→ **DO THIS**:
Write the entries below out again exactly; any picture in them stays out.
##### PROVIDED DATA
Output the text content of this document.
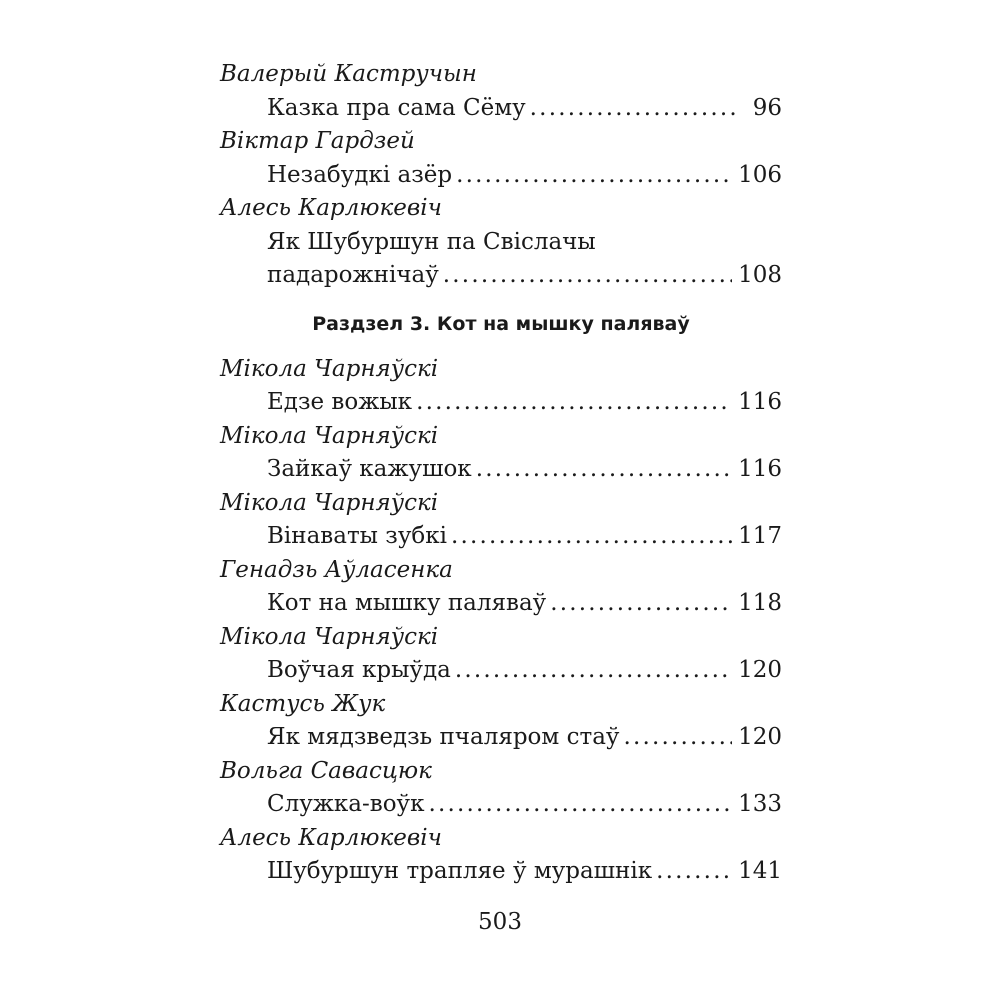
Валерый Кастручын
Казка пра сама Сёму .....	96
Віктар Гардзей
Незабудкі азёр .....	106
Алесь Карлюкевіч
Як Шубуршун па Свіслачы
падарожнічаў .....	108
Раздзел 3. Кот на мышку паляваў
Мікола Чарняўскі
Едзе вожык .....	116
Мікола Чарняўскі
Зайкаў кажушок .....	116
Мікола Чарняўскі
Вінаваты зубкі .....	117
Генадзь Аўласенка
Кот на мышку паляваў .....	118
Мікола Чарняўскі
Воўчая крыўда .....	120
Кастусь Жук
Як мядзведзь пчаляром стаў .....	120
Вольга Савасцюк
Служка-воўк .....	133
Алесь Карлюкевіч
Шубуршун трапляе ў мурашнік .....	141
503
##########
→ **ANSWER IN FULL**:
Output the text content of this document.
Валерый Кастручын
Казка пра сама Сёму .....	96
Віктар Гардзей
Незабудкі азёр .....	106
Алесь Карлюкевіч
Як Шубуршун па Свіслачы
падарожнічаў .....	108
Раздзел 3. Кот на мышку паляваў
Мікола Чарняўскі
Едзе вожык .....	116
Мікола Чарняўскі
Зайкаў кажушок .....	116
Мікола Чарняўскі
Вінаваты зубкі .....	117
Генадзь Аўласенка
Кот на мышку паляваў .....	118
Мікола Чарняўскі
Воўчая крыўда .....	120
Кастусь Жук
Як мядзведзь пчаляром стаў .....	120
Вольга Савасцюк
Служка-воўк .....	133
Алесь Карлюкевіч
Шубуршун трапляе ў мурашнік .....	141
503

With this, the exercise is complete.